## start AVAILABLE DATA

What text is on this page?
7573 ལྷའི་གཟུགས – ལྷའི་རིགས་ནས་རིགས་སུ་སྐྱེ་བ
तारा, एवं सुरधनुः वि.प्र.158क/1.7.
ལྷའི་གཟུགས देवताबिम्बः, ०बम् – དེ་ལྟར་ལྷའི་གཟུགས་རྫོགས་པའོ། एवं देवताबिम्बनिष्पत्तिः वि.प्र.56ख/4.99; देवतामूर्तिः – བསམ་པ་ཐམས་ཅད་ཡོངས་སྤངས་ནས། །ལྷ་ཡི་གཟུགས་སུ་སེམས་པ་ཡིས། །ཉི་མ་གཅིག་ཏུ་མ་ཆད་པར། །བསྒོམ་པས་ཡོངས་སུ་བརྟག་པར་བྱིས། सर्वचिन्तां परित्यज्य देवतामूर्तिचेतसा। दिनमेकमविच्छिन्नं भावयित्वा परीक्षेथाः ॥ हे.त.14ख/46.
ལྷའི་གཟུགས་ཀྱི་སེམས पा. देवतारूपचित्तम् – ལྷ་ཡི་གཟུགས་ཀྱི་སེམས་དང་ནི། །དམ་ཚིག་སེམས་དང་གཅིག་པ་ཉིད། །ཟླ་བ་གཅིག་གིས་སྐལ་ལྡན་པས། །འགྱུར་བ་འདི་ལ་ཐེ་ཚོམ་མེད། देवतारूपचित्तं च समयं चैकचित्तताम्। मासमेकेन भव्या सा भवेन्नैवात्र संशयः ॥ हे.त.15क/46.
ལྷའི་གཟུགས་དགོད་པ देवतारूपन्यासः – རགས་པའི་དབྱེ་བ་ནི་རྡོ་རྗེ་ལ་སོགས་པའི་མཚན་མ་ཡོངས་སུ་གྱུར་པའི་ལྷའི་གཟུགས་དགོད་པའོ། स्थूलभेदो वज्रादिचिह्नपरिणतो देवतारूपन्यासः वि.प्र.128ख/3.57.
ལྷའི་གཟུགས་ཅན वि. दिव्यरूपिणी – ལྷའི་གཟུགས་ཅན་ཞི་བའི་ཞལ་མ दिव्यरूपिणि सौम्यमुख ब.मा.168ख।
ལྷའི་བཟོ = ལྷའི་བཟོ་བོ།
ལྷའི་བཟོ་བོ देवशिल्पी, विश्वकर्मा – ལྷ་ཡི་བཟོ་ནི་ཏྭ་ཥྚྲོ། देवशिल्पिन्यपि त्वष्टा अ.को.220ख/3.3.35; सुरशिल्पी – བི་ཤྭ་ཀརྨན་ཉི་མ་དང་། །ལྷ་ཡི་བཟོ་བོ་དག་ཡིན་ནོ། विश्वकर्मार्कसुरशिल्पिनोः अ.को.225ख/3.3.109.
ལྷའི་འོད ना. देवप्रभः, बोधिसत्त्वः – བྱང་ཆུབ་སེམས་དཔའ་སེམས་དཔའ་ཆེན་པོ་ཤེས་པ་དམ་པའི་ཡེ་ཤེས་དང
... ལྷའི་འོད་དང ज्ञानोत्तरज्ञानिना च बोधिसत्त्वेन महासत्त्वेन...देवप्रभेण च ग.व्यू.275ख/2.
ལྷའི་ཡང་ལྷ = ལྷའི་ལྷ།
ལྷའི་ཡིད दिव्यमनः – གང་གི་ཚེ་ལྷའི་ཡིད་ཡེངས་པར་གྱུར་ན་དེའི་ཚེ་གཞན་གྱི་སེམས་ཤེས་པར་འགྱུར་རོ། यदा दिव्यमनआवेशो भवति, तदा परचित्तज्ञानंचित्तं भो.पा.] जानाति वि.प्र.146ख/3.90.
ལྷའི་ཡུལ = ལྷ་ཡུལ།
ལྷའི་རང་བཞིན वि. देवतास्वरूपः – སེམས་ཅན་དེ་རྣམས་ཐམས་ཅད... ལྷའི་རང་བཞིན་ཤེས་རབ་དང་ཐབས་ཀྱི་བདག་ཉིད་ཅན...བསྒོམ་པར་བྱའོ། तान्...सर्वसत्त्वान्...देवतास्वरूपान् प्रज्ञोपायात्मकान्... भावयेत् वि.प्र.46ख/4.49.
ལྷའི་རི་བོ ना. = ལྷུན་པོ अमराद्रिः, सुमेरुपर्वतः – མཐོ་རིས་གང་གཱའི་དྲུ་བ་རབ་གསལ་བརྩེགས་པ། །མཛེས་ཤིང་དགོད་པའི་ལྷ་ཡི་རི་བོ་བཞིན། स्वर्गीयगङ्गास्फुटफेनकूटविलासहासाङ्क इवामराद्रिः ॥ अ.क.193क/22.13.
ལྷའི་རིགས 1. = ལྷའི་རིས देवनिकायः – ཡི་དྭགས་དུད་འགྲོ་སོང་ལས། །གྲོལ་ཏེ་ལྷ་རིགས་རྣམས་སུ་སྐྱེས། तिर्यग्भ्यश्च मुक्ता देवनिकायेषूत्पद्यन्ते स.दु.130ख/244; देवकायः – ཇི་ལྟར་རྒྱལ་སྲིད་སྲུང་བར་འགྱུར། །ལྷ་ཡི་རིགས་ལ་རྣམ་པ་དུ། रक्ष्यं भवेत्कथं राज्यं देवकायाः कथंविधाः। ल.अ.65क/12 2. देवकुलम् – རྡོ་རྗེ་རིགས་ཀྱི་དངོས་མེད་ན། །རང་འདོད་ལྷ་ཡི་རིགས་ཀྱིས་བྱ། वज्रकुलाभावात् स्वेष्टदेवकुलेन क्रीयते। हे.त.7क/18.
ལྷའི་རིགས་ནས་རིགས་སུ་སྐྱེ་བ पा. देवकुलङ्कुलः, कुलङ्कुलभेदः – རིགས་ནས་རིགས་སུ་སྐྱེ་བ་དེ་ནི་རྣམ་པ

## end AVAILABLE DATA

■ AIM ■
Repeat each record exactly, leaving nothing out.

■ EXERCISE OUTPUT ■
What text is on this page?
7573 ལྷའི་གཟུགས – ལྷའི་རིགས་ནས་རིགས་སུ་སྐྱེ་བ
तारा, एवं सुरधनुः वि.प्र.158क/1.7.
ལྷའི་གཟུགས देवताबिम्बः, ०बम् – དེ་ལྟར་ལྷའི་གཟུགས་རྫོགས་པའོ། एवं देवताबिम्बनिष्पत्तिः वि.प्र.56ख/4.99; देवतामूर्तिः – བསམ་པ་ཐམས་ཅད་ཡོངས་སྤངས་ནས། །ལྷ་ཡི་གཟུགས་སུ་སེམས་པ་ཡིས། །ཉི་མ་གཅིག་ཏུ་མ་ཆད་པར། །བསྒོམ་པས་ཡོངས་སུ་བརྟག་པར་བྱིས། सर्वचिन्तां परित्यज्य देवतामूर्तिचेतसा। दिनमेकमविच्छिन्नं भावयित्वा परीक्षेथाः ॥ हे.त.14ख/46.
ལྷའི་གཟུགས་ཀྱི་སེམས पा. देवतारूपचित्तम् – ལྷ་ཡི་གཟུགས་ཀྱི་སེམས་དང་ནི། །དམ་ཚིག་སེམས་དང་གཅིག་པ་ཉིད། །ཟླ་བ་གཅིག་གིས་སྐལ་ལྡན་པས། །འགྱུར་བ་འདི་ལ་ཐེ་ཚོམ་མེད། देवतारूपचित्तं च समयं चैकचित्तताम्। मासमेकेन भव्या सा भवेन्नैवात्र संशयः ॥ हे.त.15क/46.
ལྷའི་གཟུགས་དགོད་པ देवतारूपन्यासः – རགས་པའི་དབྱེ་བ་ནི་རྡོ་རྗེ་ལ་སོགས་པའི་མཚན་མ་ཡོངས་སུ་གྱུར་པའི་ལྷའི་གཟུགས་དགོད་པའོ། स्थूलभेदो वज्रादिचिह्नपरिणतो देवतारूपन्यासः वि.प्र.128ख/3.57.
ལྷའི་གཟུགས་ཅན वि. दिव्यरूपिणी – ལྷའི་གཟུགས་ཅན་ཞི་བའི་ཞལ་མ दिव्यरूपिणि सौम्यमुख ब.मा.168ख।
ལྷའི་བཟོ = ལྷའི་བཟོ་བོ།
ལྷའི་བཟོ་བོ देवशिल्पी, विश्वकर्मा – ལྷ་ཡི་བཟོ་ནི་ཏྭ་ཥྚྲོ། देवशिल्पिन्यपि त्वष्टा अ.को.220ख/3.3.35; सुरशिल्पी – བི་ཤྭ་ཀརྨན་ཉི་མ་དང་། །ལྷ་ཡི་བཟོ་བོ་དག་ཡིན་ནོ། विश्वकर्मार्कसुरशिल्पिनोः अ.को.225ख/3.3.109.
ལྷའི་འོད ना. देवप्रभः, बोधिसत्त्वः – བྱང་ཆུབ་སེམས་དཔའ་སེམས་དཔའ་ཆེན་པོ་ཤེས་པ་དམ་པའི་ཡེ་ཤེས་དང
... ལྷའི་འོད་དང ज्ञानोत्तरज्ञानिना च बोधिसत्त्वेन महासत्त्वेन...देवप्रभेण च ग.व्यू.275ख/2.
ལྷའི་ཡང་ལྷ = ལྷའི་ལྷ།
ལྷའི་ཡིད दिव्यमनः – གང་གི་ཚེ་ལྷའི་ཡིད་ཡེངས་པར་གྱུར་ན་དེའི་ཚེ་གཞན་གྱི་སེམས་ཤེས་པར་འགྱུར་རོ། यदा दिव्यमनआवेशो भवति, तदा परचित्तज्ञानंचित्तं भो.पा.] जानाति वि.प्र.146ख/3.90.
ལྷའི་ཡུལ = ལྷ་ཡུལ།
ལྷའི་རང་བཞིན वि. देवतास्वरूपः – སེམས་ཅན་དེ་རྣམས་ཐམས་ཅད... ལྷའི་རང་བཞིན་ཤེས་རབ་དང་ཐབས་ཀྱི་བདག་ཉིད་ཅན...བསྒོམ་པར་བྱའོ། तान्...सर्वसत्त्वान्...देवतास्वरूपान् प्रज्ञोपायात्मकान्... भावयेत् वि.प्र.46ख/4.49.
ལྷའི་རི་བོ ना. = ལྷུན་པོ अमराद्रिः, सुमेरुपर्वतः – མཐོ་རིས་གང་གཱའི་དྲུ་བ་རབ་གསལ་བརྩེགས་པ། །མཛེས་ཤིང་དགོད་པའི་ལྷ་ཡི་རི་བོ་བཞིན། स्वर्गीयगङ्गास्फुटफेनकूटविलासहासाङ्क इवामराद्रिः ॥ अ.क.193क/22.13.
ལྷའི་རིགས 1. = ལྷའི་རིས देवनिकायः – ཡི་དྭགས་དུད་འགྲོ་སོང་ལས། །གྲོལ་ཏེ་ལྷ་རིགས་རྣམས་སུ་སྐྱེས། तिर्यग्भ्यश्च मुक्ता देवनिकायेषूत्पद्यन्ते स.दु.130ख/244; देवकायः – ཇི་ལྟར་རྒྱལ་སྲིད་སྲུང་བར་འགྱུར། །ལྷ་ཡི་རིགས་ལ་རྣམ་པ་དུ། रक्ष्यं भवेत्कथं राज्यं देवकायाः कथंविधाः। ल.अ.65क/12 2. देवकुलम् – རྡོ་རྗེ་རིགས་ཀྱི་དངོས་མེད་ན། །རང་འདོད་ལྷ་ཡི་རིགས་ཀྱིས་བྱ། वज्रकुलाभावात् स्वेष्टदेवकुलेन क्रीयते। हे.त.7क/18.
ལྷའི་རིགས་ནས་རིགས་སུ་སྐྱེ་བ पा. देवकुलङ्कुलः, कुलङ्कुलभेदः – རིགས་ནས་རིགས་སུ་སྐྱེ་བ་དེ་ནི་རྣམ་པ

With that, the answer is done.